What is required: Locate the string "referencia" in the listing below. Copy every line where it is found.

Extracted material:
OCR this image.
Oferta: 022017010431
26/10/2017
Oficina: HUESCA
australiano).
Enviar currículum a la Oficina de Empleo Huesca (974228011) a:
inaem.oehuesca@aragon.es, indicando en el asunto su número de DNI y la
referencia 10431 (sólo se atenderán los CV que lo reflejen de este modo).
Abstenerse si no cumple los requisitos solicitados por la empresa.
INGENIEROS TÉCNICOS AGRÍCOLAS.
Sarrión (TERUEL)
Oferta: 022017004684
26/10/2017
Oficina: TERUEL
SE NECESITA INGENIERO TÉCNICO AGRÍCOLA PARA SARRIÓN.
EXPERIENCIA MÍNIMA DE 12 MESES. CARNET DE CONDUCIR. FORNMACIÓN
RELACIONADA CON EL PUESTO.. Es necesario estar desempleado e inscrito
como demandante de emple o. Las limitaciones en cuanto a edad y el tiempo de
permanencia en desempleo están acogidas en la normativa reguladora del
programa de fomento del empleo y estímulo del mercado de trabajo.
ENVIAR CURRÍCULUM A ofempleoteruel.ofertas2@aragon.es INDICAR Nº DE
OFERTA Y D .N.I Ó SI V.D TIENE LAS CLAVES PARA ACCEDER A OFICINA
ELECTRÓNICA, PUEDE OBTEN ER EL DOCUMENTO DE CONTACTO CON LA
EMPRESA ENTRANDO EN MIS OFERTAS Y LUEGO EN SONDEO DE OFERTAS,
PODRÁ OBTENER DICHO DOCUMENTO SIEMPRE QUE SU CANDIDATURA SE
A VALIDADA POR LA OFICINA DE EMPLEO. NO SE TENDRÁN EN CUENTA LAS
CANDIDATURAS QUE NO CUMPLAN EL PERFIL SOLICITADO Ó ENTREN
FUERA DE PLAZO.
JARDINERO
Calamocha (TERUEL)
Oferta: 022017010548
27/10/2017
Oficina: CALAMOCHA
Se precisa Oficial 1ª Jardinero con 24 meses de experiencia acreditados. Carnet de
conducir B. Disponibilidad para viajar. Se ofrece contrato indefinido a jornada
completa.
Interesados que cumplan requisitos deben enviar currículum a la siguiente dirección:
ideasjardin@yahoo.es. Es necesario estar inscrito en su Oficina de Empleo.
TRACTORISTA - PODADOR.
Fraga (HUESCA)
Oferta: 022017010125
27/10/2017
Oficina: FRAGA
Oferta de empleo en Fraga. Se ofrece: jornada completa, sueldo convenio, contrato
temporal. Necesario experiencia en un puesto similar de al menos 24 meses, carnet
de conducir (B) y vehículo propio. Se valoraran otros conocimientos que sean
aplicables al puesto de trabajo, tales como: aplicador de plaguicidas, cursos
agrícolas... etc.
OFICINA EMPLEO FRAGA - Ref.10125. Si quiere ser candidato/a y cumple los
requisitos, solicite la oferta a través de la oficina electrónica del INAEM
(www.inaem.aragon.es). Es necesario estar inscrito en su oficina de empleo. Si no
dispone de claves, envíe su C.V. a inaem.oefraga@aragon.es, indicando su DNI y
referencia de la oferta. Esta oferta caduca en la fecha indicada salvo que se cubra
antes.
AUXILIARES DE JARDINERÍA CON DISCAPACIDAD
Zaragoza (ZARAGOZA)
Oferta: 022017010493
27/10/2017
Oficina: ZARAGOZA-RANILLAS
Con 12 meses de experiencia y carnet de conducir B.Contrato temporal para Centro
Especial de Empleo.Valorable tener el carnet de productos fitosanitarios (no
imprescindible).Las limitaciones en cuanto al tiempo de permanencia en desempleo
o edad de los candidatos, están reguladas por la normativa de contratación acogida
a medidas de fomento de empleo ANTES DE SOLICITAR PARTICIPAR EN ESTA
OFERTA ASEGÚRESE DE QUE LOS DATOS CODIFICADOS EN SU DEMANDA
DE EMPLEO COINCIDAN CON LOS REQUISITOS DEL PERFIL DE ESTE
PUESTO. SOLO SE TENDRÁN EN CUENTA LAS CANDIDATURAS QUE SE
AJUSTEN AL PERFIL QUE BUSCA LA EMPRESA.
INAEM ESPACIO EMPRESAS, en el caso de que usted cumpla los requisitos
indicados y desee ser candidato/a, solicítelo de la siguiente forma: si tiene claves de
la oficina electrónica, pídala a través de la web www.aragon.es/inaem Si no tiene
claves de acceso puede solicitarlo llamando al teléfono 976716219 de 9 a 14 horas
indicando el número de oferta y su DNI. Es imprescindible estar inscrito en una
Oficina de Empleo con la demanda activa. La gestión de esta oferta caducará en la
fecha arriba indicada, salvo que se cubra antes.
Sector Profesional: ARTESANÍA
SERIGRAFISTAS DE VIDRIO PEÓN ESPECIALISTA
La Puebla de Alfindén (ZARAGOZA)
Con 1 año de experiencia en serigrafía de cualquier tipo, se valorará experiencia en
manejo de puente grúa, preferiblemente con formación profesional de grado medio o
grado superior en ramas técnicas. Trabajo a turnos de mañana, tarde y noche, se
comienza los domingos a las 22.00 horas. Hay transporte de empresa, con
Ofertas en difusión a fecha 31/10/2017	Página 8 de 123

Exercise response:
referencia 10431 (sólo se atenderán los CV que lo reflejen de este modo).
referencia de la oferta. Esta oferta caduca en la fecha indicada salvo que se cubra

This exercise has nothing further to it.